Copy every line that contains the string "JSON" from the entries below.
## Start SUPPLIED DATA
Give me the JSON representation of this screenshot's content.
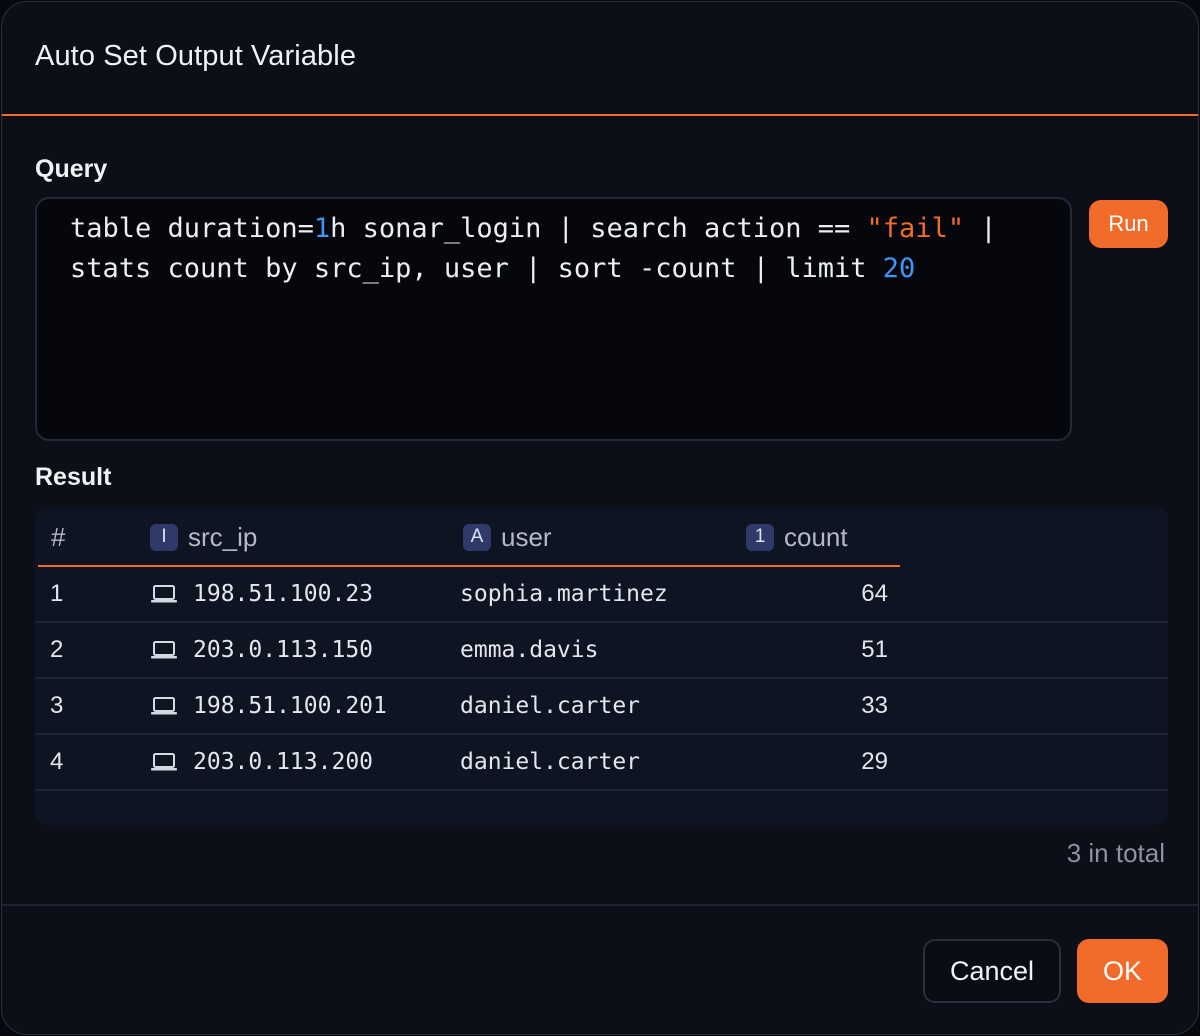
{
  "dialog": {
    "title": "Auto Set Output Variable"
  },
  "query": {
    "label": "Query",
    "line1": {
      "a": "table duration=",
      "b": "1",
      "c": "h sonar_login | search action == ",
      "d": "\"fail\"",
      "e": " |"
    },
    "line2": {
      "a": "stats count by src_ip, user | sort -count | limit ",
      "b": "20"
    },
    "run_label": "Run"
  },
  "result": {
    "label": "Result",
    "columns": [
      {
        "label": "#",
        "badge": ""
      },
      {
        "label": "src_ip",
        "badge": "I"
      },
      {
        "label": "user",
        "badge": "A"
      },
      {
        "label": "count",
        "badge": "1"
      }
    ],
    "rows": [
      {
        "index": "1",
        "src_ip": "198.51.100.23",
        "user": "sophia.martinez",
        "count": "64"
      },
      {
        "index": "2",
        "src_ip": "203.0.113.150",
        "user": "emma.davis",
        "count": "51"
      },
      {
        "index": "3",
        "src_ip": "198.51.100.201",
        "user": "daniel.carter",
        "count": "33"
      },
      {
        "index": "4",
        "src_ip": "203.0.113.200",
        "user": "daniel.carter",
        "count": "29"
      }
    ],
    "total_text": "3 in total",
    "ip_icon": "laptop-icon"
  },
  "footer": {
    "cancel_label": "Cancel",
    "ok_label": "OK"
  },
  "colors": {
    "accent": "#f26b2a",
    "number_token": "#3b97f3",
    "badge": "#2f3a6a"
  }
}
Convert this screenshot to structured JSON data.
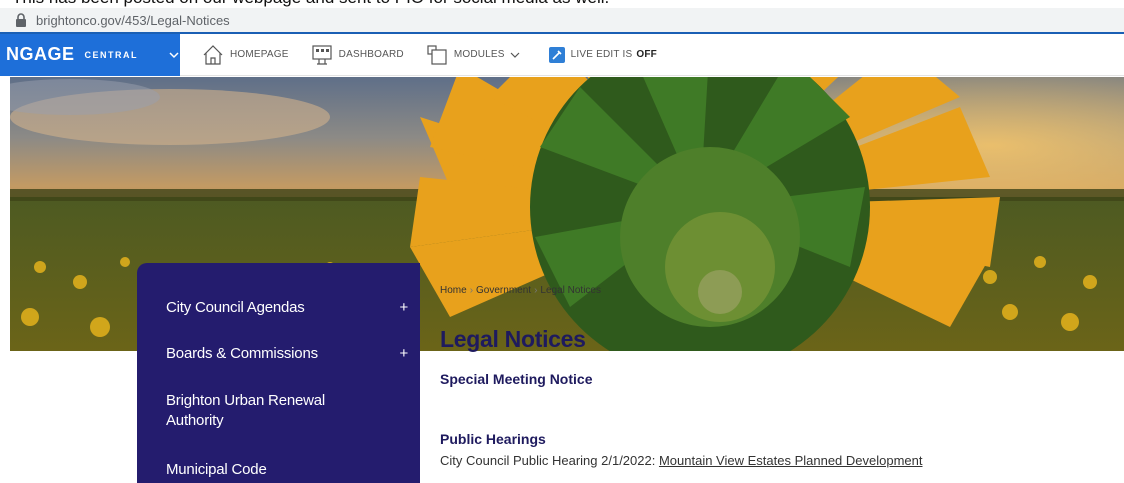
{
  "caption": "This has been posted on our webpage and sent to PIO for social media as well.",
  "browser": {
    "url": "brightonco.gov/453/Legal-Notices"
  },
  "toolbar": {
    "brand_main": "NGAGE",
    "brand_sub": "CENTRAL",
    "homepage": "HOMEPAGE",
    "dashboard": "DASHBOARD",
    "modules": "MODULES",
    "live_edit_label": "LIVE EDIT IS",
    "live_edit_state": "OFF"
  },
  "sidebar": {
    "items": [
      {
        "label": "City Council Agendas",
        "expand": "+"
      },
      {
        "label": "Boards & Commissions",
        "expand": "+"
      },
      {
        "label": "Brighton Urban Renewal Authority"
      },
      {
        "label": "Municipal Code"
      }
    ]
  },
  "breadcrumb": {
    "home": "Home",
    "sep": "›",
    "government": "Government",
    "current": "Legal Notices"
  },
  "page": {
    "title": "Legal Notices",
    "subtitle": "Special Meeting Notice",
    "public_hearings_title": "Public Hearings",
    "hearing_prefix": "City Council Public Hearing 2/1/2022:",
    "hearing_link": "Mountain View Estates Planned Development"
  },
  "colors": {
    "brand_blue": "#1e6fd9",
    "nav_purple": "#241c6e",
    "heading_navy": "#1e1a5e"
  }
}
## End SUPPLIED DATA
## Start SUPPLIED DATA
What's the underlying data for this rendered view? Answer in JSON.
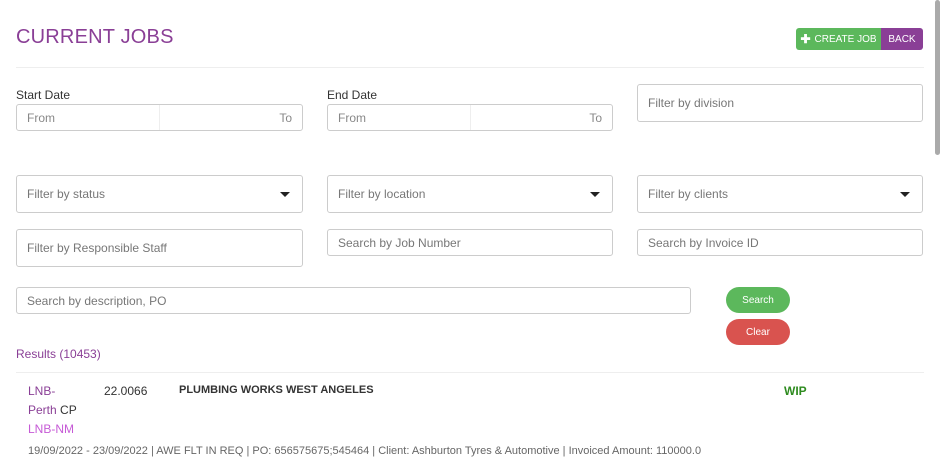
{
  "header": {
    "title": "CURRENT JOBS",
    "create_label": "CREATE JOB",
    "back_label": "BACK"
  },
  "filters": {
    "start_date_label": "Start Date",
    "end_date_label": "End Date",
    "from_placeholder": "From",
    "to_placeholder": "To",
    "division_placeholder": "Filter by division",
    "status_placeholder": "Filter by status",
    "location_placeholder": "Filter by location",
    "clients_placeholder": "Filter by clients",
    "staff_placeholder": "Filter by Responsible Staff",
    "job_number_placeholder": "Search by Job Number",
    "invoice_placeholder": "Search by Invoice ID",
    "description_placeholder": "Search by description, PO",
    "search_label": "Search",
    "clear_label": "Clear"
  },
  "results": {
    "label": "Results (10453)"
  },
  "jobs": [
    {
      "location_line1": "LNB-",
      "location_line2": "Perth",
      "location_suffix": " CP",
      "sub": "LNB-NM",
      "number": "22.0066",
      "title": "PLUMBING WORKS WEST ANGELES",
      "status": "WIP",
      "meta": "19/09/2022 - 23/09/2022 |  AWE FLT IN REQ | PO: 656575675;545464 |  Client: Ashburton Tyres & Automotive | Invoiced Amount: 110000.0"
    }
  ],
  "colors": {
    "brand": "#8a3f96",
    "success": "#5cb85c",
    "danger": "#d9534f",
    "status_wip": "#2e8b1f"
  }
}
## End SUPPLIED DATA
▶ ANSWER TO THE EXERCISE
Give me the JSON representation of this screenshot's content.
Convert this screenshot to structured JSON data.
What's the underlying data for this rendered view? Answer in JSON.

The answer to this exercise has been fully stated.